#### Given exercise
A verbatim copy of the records is required, with all pictures left out.

[Records]

__________________________________________________

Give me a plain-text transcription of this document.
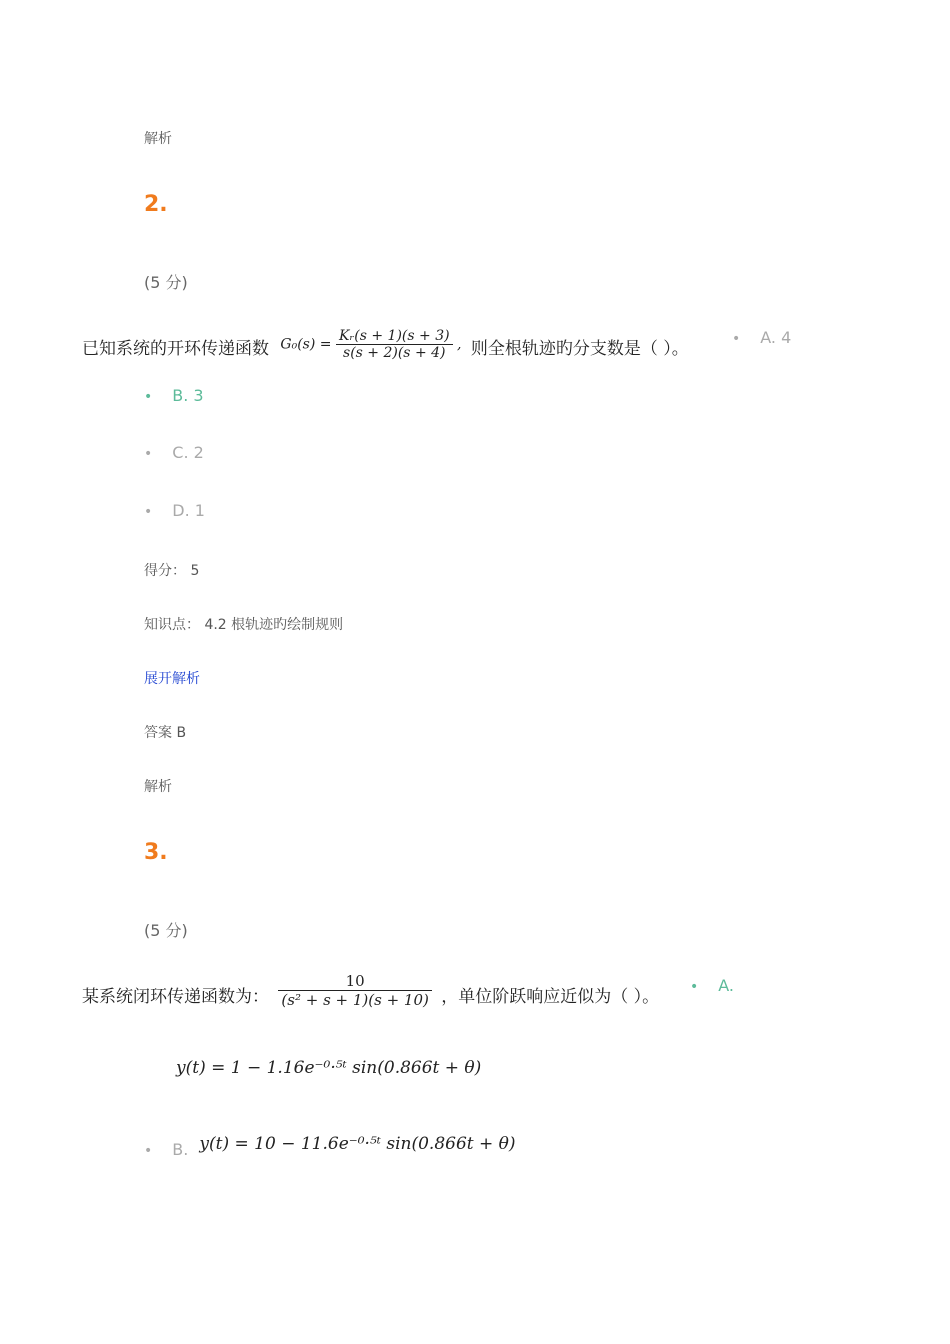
解析
2.
(5 分)
已知系统的开环传递函数 $G_0(s) = \frac{\text{Kᵣ(s + 1)(s + 3)}}{s(s + 2)(s + 4)}$ , 则全根轨迹旳分支数是（ ）。	• A. 4
• B. 3
• C. 2
• D. 1
得分： 5
知识点： 4.2 根轨迹旳绘制规则
展开解析
答案 B
解析
3.
(5 分)
某系统闭环传递函数为： $\frac{10}{\text{(s² + s + 1)(s + 10)}}$ ，单位阶跃响应近似为（ ）。 • A.
y(t) = 1 − 1.16e⁻⁰·⁵ᵗ sin(0.866t + θ)
• B. y(t) = 10 − 11.6e⁻⁰·⁵ᵗ sin(0.866t + θ)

__________________________________________________

#### Expected output
Give me a plain-text transcription of this document.
解析
2.
(5 分)
已知系统的开环传递函数 $G_0(s) = \frac{\text{Kᵣ(s + 1)(s + 3)}}{s(s + 2)(s + 4)}$ , 则全根轨迹旳分支数是（ ）。	• A. 4
• B. 3
• C. 2
• D. 1
得分： 5
知识点： 4.2 根轨迹旳绘制规则
展开解析
答案 B
解析
3.
(5 分)
某系统闭环传递函数为： $\frac{10}{\text{(s² + s + 1)(s + 10)}}$ ，单位阶跃响应近似为（ ）。 • A.
y(t) = 1 − 1.16e⁻⁰·⁵ᵗ sin(0.866t + θ)
• B. y(t) = 10 − 11.6e⁻⁰·⁵ᵗ sin(0.866t + θ)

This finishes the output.